== Work request ==
Return every line from the records below in which the word "reads" is found.

^^^^^^^^^^^^^^^^

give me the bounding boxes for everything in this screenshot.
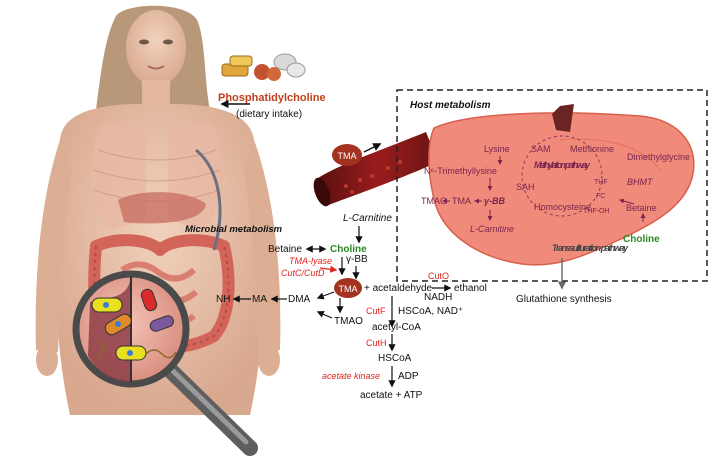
- acetyl-coa-label: acetyl-CoA: [372, 322, 421, 333]
- hscoa-nad-label: HSCoA, NAD⁺: [398, 306, 463, 317]
- sah-label: SAH: [516, 182, 535, 192]
- liver-betaine-label: Betaine: [626, 203, 657, 213]
- microbial-metabolism-title: Microbial metabolism: [185, 224, 283, 235]
- lysine-label: Lysine: [484, 144, 510, 154]
- cuto-label: CutO: [428, 271, 449, 281]
- sam-label: SAM: [531, 144, 551, 154]
- dimethylglycine-label: Dimethylglycine: [627, 152, 690, 162]
- gut-pathway: L-Carnitine γ-BB Betaine Choline TMA-lya…: [216, 213, 392, 327]
- bhmt-label: BHMT: [627, 177, 654, 187]
- liver-tmao-label: TMAO: [421, 196, 447, 206]
- dietary-food-icon: [221, 53, 306, 81]
- thf-oh-label: THF-OH: [583, 208, 609, 215]
- magnifying-glass-icon: [72, 270, 258, 456]
- cutf-label: CutF: [366, 306, 386, 316]
- methylation-pathway-label: Methylation pathway: [534, 160, 591, 170]
- blood-vessel-illustration: [313, 132, 438, 207]
- cuth-label: CutH: [366, 338, 387, 348]
- liver-gamma-bb-label: γ-BB: [484, 196, 506, 206]
- gut-choline-label: Choline: [330, 244, 367, 255]
- svg-text:TMA: TMA: [338, 151, 357, 161]
- thf-label: THF: [594, 179, 608, 186]
- fc-label: FC: [596, 193, 606, 200]
- gut-gamma-bb-label: γ-BB: [346, 254, 368, 265]
- gut-dma-label: DMA: [288, 294, 311, 305]
- glutathione-label: Glutathione synthesis: [516, 294, 612, 305]
- acetaldehyde-pathway: + acetaldehyde CutO ethanol NADH CutF HS…: [322, 271, 487, 401]
- gut-nh-label: NH: [216, 294, 230, 305]
- gut-l-carnitine-label: L-Carnitine: [343, 213, 392, 224]
- liver-arrows: [442, 156, 646, 222]
- liver-labels: Lysine SAM Methionine Dimethylglycine N⁶…: [421, 144, 690, 305]
- bacteria-icon: [91, 288, 177, 361]
- adp-label: ADP: [398, 371, 419, 382]
- liver-choline-label: Choline: [623, 234, 660, 245]
- dietary-intake-label: (dietary intake): [236, 109, 302, 120]
- liver-l-carnitine-label: L-Carnitine: [470, 224, 514, 234]
- hscoa-label: HSCoA: [378, 353, 412, 364]
- host-metabolism-box: [396, 89, 708, 282]
- methylation-cycle: [521, 135, 603, 217]
- homocysteine-label: Homocysteine: [534, 202, 591, 212]
- n6-trimethyllysine-label: N⁶-Trimethyllysine: [424, 166, 497, 176]
- vessel-tma-node: TMA: [332, 144, 362, 166]
- svg-text:TMA: TMA: [339, 284, 358, 294]
- acetaldehyde-label: + acetaldehyde: [364, 283, 433, 294]
- gut-tma-node: TMA: [334, 278, 362, 298]
- acetate-kinase-label: acetate kinase: [322, 371, 380, 381]
- phosphatidylcholine-label: Phosphatidylcholine: [218, 92, 326, 104]
- ethanol-label: ethanol: [454, 283, 487, 294]
- transsulfuration-label: Transsulfuration pathway: [552, 243, 629, 253]
- nadh-label: NADH: [424, 292, 452, 303]
- gut-tmao-label: TMAO: [334, 316, 363, 327]
- gut-ma-label: MA: [252, 294, 267, 305]
- methionine-label: Methionine: [570, 144, 614, 154]
- gut-betaine-label: Betaine: [268, 244, 302, 255]
- acetate-atp-label: acetate + ATP: [360, 390, 423, 401]
- liver-illustration: [428, 104, 695, 266]
- liver-tma-label: TMA: [452, 196, 471, 206]
- tma-lyase-label: TMA-lyase: [289, 256, 332, 266]
- host-metabolism-title: Host metabolism: [410, 100, 491, 111]
- cutc-cutd-label: CutC/CutD: [281, 268, 325, 278]
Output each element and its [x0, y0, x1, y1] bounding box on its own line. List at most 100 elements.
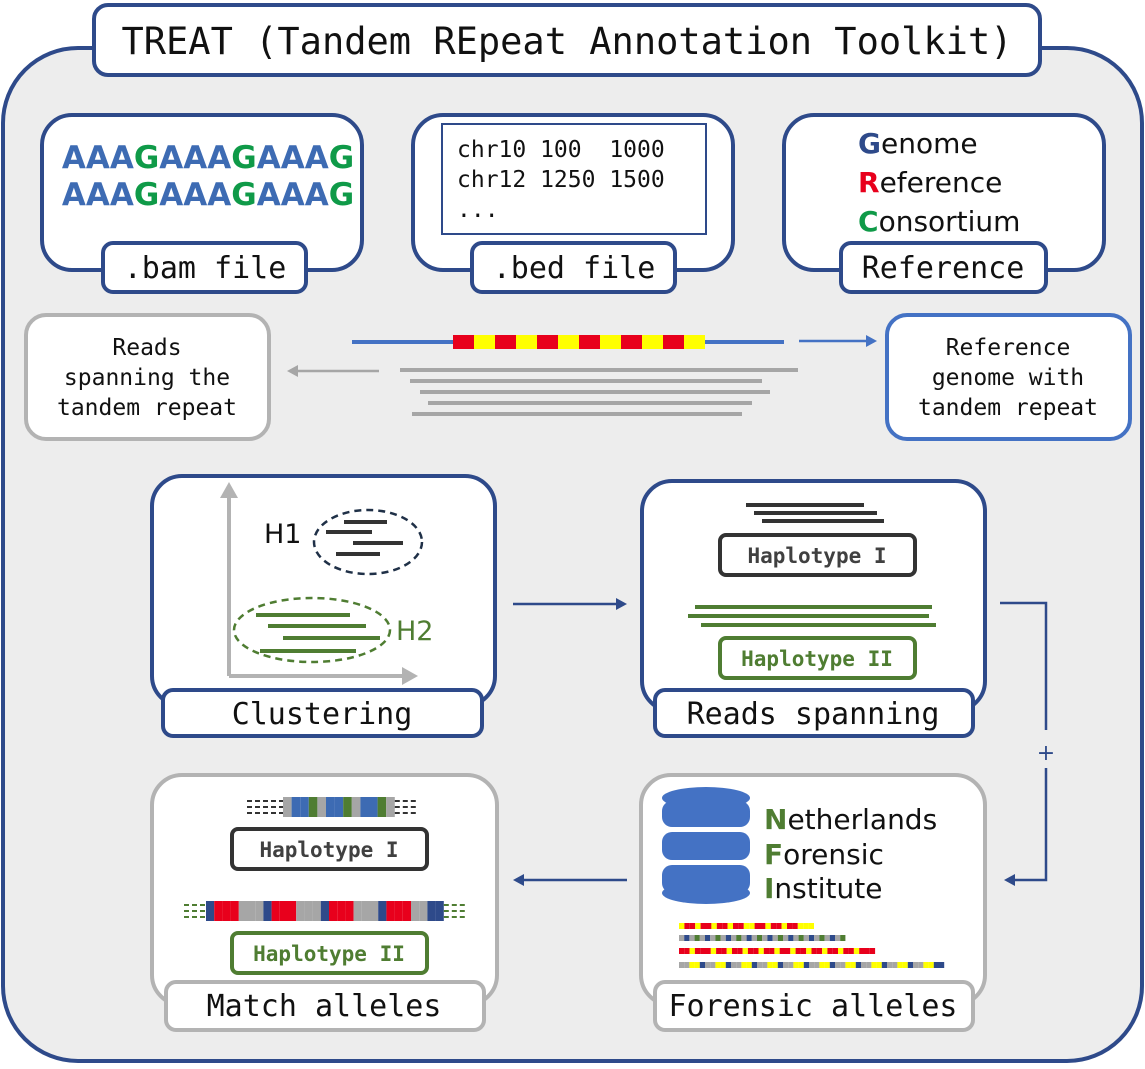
- repeat-unit-block: [558, 335, 579, 349]
- repeat-unit-block: [214, 901, 223, 921]
- repeat-unit-block: [792, 923, 798, 929]
- repeat-unit-block: [746, 962, 752, 968]
- repeat-unit-block: [840, 935, 846, 941]
- repeat-unit-block: [579, 335, 600, 349]
- repeat-unit-block: [378, 901, 387, 921]
- repeat-unit-block: [360, 797, 369, 817]
- repeat-unit-block: [706, 923, 712, 929]
- repeat-unit-block: [765, 923, 771, 929]
- repeat-unit-block: [757, 962, 763, 968]
- repeat-unit-block: [827, 948, 833, 954]
- repeat-unit-block: [304, 901, 313, 921]
- repeat-unit-block: [769, 948, 775, 954]
- repeat-unit-block: [866, 962, 872, 968]
- repeat-unit-block: [795, 948, 801, 954]
- repeat-unit-block: [743, 923, 750, 929]
- repeat-unit-block: [788, 962, 794, 968]
- repeat-unit-block: [838, 948, 844, 954]
- repeat-unit-block: [808, 923, 814, 929]
- repeat-unit-block: [300, 797, 309, 817]
- repeat-unit-block: [721, 948, 727, 954]
- repeat-unit-block: [835, 962, 841, 968]
- repeat-unit-block: [694, 935, 700, 941]
- repeat-unit-block: [824, 935, 830, 941]
- forensic-label: Forensic alleles: [669, 989, 958, 1024]
- title-box: [92, 3, 1042, 77]
- repeat-unit-block: [800, 948, 807, 954]
- repeat-unit-block: [753, 948, 759, 954]
- reads-haplotype-2-label: Haplotype II: [741, 647, 893, 671]
- repeat-unit-block: [876, 962, 882, 968]
- repeat-unit-block: [684, 335, 705, 349]
- repeat-unit-block: [419, 901, 428, 921]
- repeat-unit-block: [716, 948, 722, 954]
- clustering-card: [150, 474, 497, 708]
- forensic-allele-strips: [679, 923, 945, 968]
- repeat-unit-block: [238, 901, 247, 921]
- repeat-unit-block: [495, 335, 516, 349]
- repeat-unit-block: [859, 948, 865, 954]
- repeat-unit-block: [684, 962, 690, 968]
- repeat-unit-block: [918, 962, 924, 968]
- match-haplotype-1-badge: [230, 827, 429, 871]
- repeat-unit-block: [689, 923, 696, 929]
- repeat-unit-block: [716, 923, 723, 929]
- reference-line-reference: Reference: [858, 166, 1002, 199]
- repeat-unit-block: [774, 948, 780, 954]
- repeat-unit-block: [537, 335, 558, 349]
- repeat-unit-block: [516, 335, 537, 349]
- repeat-unit-block: [720, 935, 726, 941]
- page-title: TREAT (Tandem REpeat Annotation Toolkit): [121, 20, 1012, 63]
- arrow-to-reads-box: [287, 365, 379, 377]
- repeat-unit-block: [907, 962, 913, 968]
- repeat-unit-block: [832, 948, 838, 954]
- repeat-unit-block: [785, 948, 791, 954]
- repeat-unit-block: [320, 901, 329, 921]
- repeat-unit-block: [679, 935, 685, 941]
- repeat-unit-block: [402, 901, 411, 921]
- repeat-unit-block: [663, 335, 684, 349]
- repeat-unit-block: [809, 962, 815, 968]
- repeat-unit-block: [892, 962, 898, 968]
- repeat-unit-block: [679, 923, 685, 929]
- repeat-unit-block: [715, 962, 721, 968]
- repeat-unit-block: [263, 901, 272, 921]
- repeat-unit-block: [881, 962, 887, 968]
- repeat-unit-block: [689, 935, 695, 941]
- bam-label: .bam file: [124, 251, 287, 286]
- repeat-unit-block: [777, 962, 783, 968]
- match-label-box: [164, 980, 486, 1032]
- repeat-unit-block: [296, 901, 305, 921]
- repeat-unit-block: [247, 901, 256, 921]
- reads-spanning-label: Reads spanning: [687, 697, 940, 732]
- repeat-unit-block: [763, 948, 770, 954]
- repeat-unit-block: [684, 948, 690, 954]
- repeat-unit-block: [776, 923, 782, 929]
- repeat-unit-block: [762, 962, 768, 968]
- repeat-unit-block: [738, 923, 744, 929]
- repeat-unit-block: [722, 923, 728, 929]
- reference-line-genome: Genome: [858, 127, 978, 160]
- repeat-unit-block: [279, 901, 288, 921]
- repeat-unit-block: [741, 935, 747, 941]
- h2-cluster-ellipse: [232, 596, 392, 664]
- repeat-unit-block: [869, 948, 876, 954]
- repeat-unit-block: [822, 948, 828, 954]
- repeat-unit-block: [427, 901, 436, 921]
- repeat-unit-block: [377, 797, 387, 817]
- repeat-unit-block: [798, 935, 804, 941]
- repeat-unit-block: [370, 901, 379, 921]
- repeat-unit-block: [727, 923, 733, 929]
- nfi-line-netherlands: Netherlands: [764, 803, 937, 836]
- repeat-unit-block: [746, 935, 752, 941]
- repeat-unit-block: [848, 948, 854, 954]
- repeat-unit-block: [255, 901, 264, 921]
- connector-reads-to-forensic: [1000, 601, 1048, 886]
- repeat-unit-block: [317, 797, 326, 817]
- bam-label-box: [101, 241, 308, 294]
- spanning-reads: [400, 368, 798, 416]
- bam-sequence-line-2: AAAGAAAGAAAG: [62, 177, 354, 213]
- repeat-unit-block: [694, 962, 700, 968]
- repeat-unit-block: [767, 935, 773, 941]
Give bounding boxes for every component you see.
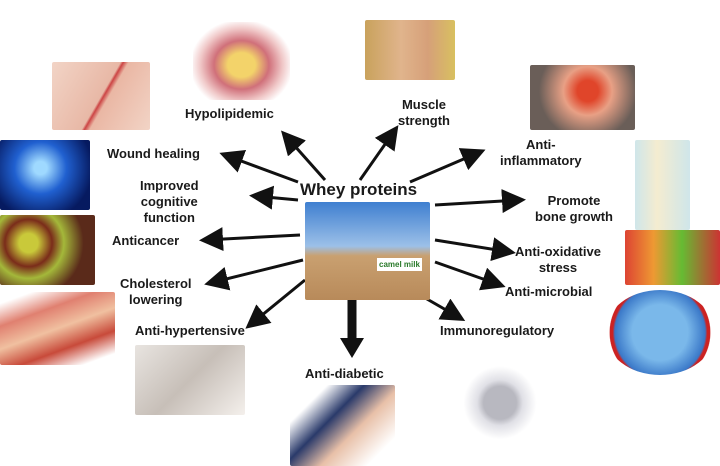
arrow-oxidative xyxy=(434,237,516,262)
label-cholesterol: Cholesterol lowering xyxy=(120,276,192,307)
glucometer-image xyxy=(290,385,395,466)
label-hypolipidemic: Hypolipidemic xyxy=(185,106,274,121)
camel-milk-image: camel milk xyxy=(305,202,430,300)
fruits-image xyxy=(625,230,720,285)
center-title: Whey proteins xyxy=(300,180,418,199)
arrow-cholesterol xyxy=(204,258,304,291)
cancer-image xyxy=(0,215,95,285)
label-anticancer: Anticancer xyxy=(112,233,180,248)
camel-milk-caption: camel milk xyxy=(377,258,422,271)
label-anti-inflammatory: Anti- inflammatory xyxy=(500,137,582,168)
immune-cell-image xyxy=(425,360,575,455)
arrow-bone xyxy=(434,189,526,214)
arrow-hypertensive xyxy=(245,278,306,329)
label-wound: Wound healing xyxy=(107,146,200,161)
arrow-anticancer xyxy=(199,227,301,252)
label-muscle: Muscle strength xyxy=(398,97,450,128)
label-oxidative: Anti-oxidative stress xyxy=(515,244,601,275)
bone-image xyxy=(635,140,690,230)
label-microbial: Anti-microbial xyxy=(505,284,593,299)
label-bone: Promote bone growth xyxy=(535,193,613,224)
artery-image xyxy=(0,292,115,365)
brain-image xyxy=(0,140,90,210)
label-hypertensive: Anti-hypertensive xyxy=(135,323,245,338)
arrow-microbial xyxy=(434,260,506,291)
bacteria-image xyxy=(605,290,715,375)
bp-image xyxy=(135,345,245,415)
muscle-image xyxy=(365,20,455,80)
arrow-hypolipidemic xyxy=(281,130,327,181)
wound-image xyxy=(52,62,150,130)
label-diabetic: Anti-diabetic xyxy=(305,366,384,381)
arrow-muscle xyxy=(358,125,399,181)
arrow-inflammatory xyxy=(409,148,486,184)
arrow-diabetic xyxy=(340,338,364,358)
label-immuno: Immunoregulatory xyxy=(440,323,555,338)
label-cognitive: Improved cognitive function xyxy=(140,178,199,225)
hypolipidemic-image xyxy=(193,22,290,100)
arrow-wound xyxy=(219,149,299,184)
knee-image xyxy=(530,65,635,130)
arrow-cognitive xyxy=(249,185,299,210)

^^^^^^^^^^^^^^^^

== Answer section ==
- reads-haplotype-2-label: Haplotype II: [741, 647, 893, 671]
- arrow-to-reads-box: [287, 365, 379, 377]
- reads-spanning-label: Reads spanning: [687, 697, 940, 732]
- connector-reads-to-forensic: [1000, 601, 1048, 886]
- spanning-reads: [400, 368, 798, 416]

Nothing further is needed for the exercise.